**What you will do**
Please answer from the Clearley passage below: which namespace does the rule natnum come from?

**Document passage**
The above demonstrates the following:

  • Rules are modular and can be combined. The rule natnum comes from the namespace clearley.lib. It matches any positive number and returns it.
  • Forward-references require no special handling. The parser builder resolves all symbols at build time.
  • The order of subrules--sum => sum + term--enforces left-to-right evaluation. Clearley can handle ambiguous grammars, so if the order doesn't matter, you could have said sum => sum + sum.
  • Clearley does not need a "tokenization" step, unlike many other parsers.

More examples live in test/clearley/test/examples. For instance, there's a standards-compliant JSON parser. JSON uses different tokens (viz. different whitespace, control characters, and escape characters) than does Java. This is where Clearley offers an advantage, since Clearley's design makes it natural to use alternate definitions for whitespace and so on. (N.B.: At least two fairly popular parsing libraries use JSON as an example, but get it wrong and miss these details.)

Parser related stuff lives in clearley.core and the defmatch frontend lives in clearley.match. All libraries are documented at http://eightnotrump.github.io/clearley/codox/ .

Working with rules

The quickest way to define rules is the defmatch macro. To recap:

(defmatch sum [sum \+ times] (+ sum times))

You can use (symbol, rule) pairs to supply alternate bindings.

(defmatch sum [(foo sum) \+ (bar times)] (+ foo bar))

Defmatch allows you to refer to rules that are not yet defined. The parser/grammar builder will look up the symbols at build time. Defmatch will also look up symbols if it can, so you can pull in rules from different namespaces. (This also means that you can extend rules by substituting rules into grammar maps--see below.)

The match macro is like defmatch, but doesn't def anything:

(def sum (match [sum \+ term] (+ sum term)))

For more complicated rules, the bind and defbind macros can define rules with syntax like Clojure's let:

(defbind sum [num1 sum
              op (or-rule [\+ \-])
              num2 term]
  ((symbol (str op)) num1 num2)

All of these 'bindings' are matched in sequence. Here, the rule op matches either the + or - character. The rule body converts op into the symbol '+ or '-, then calls (+ num1 num2) or (- num1 num2).

Clearley also offers a full library of parsing macros and fns. The namespace clearely.match contains a core library of macros and fns for defining rules. Many more useful rules and fns for common tasks live in clearley.lib, Here's the codox: match and lib.

Scanning rules

Sometimes you want a fn that tells you if a token matches a rule. The fn clearley.core/scanner does this. For instance, this rule

(scanner #(java.lang.Character/isWhitespace %))

matches any Java whitespace character and returns it.

Shorthand

In addition to using the fns above, you can plug in shorthand rules to other rules. You've already seen two kinds of shorthand: symbols, which point to other rules; and plain old objects.

(Items listed in a dataset)
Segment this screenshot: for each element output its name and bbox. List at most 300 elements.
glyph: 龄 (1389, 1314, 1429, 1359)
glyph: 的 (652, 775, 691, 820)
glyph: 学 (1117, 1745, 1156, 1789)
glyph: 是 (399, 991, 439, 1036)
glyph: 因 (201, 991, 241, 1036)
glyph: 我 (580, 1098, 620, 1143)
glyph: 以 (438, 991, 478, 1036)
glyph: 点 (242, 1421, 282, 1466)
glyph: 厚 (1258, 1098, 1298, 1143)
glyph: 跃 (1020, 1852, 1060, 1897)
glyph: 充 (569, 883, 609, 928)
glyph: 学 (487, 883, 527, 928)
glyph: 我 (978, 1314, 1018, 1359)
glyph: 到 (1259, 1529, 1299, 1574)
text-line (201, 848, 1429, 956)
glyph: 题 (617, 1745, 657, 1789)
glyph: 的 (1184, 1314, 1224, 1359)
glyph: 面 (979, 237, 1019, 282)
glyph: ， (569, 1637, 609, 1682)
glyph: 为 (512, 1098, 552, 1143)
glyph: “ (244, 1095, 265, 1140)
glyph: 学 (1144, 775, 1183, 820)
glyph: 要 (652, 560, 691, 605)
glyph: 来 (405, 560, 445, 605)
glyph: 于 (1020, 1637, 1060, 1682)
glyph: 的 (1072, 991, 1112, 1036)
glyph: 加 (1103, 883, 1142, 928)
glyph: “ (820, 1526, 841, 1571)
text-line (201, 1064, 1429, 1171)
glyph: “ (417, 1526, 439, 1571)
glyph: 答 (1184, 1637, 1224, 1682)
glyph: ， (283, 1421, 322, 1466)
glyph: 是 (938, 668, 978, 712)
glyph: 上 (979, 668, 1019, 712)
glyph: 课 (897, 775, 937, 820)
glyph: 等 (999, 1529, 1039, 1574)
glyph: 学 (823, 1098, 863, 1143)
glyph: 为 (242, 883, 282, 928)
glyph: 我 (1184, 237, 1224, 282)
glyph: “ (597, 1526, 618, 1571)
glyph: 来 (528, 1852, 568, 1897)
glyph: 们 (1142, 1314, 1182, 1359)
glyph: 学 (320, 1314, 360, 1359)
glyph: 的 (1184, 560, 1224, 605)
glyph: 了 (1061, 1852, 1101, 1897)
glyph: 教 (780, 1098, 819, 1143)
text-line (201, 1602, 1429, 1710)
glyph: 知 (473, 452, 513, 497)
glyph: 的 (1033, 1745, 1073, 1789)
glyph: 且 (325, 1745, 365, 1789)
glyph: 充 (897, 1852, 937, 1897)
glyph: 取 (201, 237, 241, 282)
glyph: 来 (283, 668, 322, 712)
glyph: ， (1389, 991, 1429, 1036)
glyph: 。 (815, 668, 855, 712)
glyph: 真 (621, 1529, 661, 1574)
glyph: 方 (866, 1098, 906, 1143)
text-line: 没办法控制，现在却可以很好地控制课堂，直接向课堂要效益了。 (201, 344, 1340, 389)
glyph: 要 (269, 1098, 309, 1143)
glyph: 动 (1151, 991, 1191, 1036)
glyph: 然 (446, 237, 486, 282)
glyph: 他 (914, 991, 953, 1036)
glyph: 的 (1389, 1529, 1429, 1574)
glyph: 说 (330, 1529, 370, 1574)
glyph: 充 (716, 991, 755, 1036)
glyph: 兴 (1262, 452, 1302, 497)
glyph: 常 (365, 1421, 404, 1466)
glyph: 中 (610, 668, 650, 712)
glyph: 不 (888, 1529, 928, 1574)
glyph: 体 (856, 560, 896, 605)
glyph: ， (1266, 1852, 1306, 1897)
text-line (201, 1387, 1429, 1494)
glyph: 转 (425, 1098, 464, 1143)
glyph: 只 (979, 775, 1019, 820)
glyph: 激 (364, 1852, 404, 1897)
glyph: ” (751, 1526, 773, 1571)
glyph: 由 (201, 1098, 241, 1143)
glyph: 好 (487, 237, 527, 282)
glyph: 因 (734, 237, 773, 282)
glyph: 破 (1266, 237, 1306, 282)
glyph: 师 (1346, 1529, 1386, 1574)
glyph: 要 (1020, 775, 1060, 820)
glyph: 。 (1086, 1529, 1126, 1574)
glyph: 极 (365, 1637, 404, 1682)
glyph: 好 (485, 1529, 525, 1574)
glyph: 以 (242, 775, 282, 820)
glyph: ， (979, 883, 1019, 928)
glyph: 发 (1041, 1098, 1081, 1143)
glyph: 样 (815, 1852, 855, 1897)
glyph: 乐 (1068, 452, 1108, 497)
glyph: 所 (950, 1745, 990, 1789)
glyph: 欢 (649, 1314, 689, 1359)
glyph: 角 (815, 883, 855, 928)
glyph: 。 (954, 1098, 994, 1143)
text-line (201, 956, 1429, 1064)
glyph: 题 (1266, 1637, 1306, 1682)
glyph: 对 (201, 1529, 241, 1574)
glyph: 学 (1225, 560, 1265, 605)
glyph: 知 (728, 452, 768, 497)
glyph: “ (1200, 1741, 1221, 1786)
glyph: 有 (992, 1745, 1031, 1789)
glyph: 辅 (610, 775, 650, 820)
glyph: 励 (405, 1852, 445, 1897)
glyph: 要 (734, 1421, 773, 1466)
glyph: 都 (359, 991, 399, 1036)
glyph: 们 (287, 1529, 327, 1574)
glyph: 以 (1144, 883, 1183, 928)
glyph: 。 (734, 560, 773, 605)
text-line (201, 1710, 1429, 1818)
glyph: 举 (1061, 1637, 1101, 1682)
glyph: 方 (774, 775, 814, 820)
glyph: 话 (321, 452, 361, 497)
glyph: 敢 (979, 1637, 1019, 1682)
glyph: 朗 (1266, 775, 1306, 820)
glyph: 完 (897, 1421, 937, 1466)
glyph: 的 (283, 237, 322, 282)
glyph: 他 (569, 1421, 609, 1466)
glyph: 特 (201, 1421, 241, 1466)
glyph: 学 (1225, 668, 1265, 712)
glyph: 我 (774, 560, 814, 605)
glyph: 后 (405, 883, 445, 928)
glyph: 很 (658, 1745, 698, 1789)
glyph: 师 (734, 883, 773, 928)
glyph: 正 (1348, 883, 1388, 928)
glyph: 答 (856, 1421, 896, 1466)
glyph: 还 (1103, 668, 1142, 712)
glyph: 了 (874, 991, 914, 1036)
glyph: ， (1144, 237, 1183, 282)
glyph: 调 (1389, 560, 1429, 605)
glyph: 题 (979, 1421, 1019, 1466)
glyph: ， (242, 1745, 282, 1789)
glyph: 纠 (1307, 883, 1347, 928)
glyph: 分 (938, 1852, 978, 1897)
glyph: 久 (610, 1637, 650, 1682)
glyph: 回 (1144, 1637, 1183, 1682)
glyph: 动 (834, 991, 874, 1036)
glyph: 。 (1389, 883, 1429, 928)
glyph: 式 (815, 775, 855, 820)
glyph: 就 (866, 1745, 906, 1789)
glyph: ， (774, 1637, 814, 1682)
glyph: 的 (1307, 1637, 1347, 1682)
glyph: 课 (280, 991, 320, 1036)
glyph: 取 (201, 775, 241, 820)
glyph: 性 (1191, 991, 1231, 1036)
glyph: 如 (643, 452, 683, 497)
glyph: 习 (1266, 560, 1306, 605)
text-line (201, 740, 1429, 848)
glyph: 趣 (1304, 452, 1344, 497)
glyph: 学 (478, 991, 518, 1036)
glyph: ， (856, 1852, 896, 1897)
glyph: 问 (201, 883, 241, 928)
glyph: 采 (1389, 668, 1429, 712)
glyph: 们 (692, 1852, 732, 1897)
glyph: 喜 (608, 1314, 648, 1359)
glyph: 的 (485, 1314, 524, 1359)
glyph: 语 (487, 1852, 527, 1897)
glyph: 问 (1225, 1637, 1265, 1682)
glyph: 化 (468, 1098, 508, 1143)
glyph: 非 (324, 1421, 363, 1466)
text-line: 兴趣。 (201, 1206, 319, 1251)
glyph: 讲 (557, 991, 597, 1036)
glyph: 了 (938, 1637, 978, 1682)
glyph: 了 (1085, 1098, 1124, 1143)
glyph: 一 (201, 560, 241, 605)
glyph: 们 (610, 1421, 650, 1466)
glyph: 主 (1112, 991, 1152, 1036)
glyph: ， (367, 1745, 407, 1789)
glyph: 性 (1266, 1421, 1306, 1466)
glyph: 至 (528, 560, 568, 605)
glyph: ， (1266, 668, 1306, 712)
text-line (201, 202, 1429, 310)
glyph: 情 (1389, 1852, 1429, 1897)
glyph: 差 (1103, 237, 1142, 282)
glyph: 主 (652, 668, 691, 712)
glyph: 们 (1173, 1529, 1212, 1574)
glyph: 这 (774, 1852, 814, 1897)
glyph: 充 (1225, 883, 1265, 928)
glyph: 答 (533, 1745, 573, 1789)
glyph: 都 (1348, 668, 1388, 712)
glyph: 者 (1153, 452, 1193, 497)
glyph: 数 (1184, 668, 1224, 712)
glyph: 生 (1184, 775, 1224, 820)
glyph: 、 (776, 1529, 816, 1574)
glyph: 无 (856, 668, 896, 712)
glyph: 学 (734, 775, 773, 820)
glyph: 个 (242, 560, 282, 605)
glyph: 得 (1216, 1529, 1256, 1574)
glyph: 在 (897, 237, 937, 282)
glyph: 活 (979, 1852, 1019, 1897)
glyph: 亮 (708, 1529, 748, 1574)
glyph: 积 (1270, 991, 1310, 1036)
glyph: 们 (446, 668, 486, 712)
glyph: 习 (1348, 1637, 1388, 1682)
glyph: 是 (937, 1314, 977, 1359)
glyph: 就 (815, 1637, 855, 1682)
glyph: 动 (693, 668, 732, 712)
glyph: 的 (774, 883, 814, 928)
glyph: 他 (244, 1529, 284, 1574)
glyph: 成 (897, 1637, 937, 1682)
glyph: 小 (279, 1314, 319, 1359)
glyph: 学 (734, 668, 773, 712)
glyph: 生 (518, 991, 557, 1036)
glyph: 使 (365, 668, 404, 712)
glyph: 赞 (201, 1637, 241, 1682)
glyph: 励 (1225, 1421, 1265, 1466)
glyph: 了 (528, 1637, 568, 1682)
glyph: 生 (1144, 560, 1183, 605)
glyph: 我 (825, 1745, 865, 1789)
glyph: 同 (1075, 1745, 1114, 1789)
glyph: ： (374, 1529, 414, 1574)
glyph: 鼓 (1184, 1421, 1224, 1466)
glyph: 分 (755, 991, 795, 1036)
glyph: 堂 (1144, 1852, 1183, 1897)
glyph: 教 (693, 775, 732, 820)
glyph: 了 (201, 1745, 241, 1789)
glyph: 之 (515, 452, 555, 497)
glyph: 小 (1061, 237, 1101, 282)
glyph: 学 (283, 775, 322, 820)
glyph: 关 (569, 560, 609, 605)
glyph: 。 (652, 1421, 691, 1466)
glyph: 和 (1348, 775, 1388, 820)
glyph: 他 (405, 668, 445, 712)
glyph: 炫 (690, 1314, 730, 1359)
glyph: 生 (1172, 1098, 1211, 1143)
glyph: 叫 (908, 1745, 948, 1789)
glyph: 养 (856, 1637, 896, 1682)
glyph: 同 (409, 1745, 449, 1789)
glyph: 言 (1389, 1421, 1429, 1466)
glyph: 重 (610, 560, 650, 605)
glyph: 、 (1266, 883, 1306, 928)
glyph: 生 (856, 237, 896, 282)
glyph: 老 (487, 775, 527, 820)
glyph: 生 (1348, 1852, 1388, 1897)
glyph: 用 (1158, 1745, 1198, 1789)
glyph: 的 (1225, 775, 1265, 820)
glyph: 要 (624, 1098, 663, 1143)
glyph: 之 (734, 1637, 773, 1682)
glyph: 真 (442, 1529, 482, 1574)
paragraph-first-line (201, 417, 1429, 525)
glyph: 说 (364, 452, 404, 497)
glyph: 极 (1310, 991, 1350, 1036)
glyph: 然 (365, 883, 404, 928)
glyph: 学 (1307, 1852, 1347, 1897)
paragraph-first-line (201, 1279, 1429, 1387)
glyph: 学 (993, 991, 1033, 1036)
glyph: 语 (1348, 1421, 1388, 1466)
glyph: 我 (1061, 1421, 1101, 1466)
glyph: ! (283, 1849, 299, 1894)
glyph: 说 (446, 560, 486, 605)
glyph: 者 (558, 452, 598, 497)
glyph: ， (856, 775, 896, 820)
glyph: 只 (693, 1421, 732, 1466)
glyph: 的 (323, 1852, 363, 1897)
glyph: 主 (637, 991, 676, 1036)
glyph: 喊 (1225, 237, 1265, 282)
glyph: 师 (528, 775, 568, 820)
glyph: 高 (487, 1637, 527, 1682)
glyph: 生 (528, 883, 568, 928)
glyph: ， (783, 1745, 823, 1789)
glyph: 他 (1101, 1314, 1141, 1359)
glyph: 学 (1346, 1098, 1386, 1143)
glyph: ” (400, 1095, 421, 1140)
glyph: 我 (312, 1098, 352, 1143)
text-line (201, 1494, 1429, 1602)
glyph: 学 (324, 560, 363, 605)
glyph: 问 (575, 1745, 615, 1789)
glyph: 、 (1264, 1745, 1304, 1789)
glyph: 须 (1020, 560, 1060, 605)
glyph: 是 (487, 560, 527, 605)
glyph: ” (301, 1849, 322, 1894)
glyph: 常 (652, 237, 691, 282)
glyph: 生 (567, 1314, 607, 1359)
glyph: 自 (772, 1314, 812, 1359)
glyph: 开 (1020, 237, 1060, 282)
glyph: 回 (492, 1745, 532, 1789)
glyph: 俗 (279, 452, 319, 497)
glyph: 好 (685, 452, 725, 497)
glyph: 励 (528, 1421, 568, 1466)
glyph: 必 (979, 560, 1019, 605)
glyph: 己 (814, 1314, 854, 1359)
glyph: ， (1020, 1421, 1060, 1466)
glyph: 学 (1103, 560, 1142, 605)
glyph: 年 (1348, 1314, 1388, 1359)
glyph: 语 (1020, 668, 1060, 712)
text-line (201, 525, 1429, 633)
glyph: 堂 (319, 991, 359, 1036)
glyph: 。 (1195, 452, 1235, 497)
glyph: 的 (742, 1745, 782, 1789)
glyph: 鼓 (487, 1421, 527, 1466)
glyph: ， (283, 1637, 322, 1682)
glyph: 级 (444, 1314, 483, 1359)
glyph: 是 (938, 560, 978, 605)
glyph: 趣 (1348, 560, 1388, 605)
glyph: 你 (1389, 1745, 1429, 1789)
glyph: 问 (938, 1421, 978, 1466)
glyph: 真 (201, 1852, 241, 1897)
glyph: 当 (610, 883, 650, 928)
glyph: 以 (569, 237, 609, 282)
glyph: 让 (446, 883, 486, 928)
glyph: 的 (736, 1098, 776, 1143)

**Output below**
The namespace clearley.lib.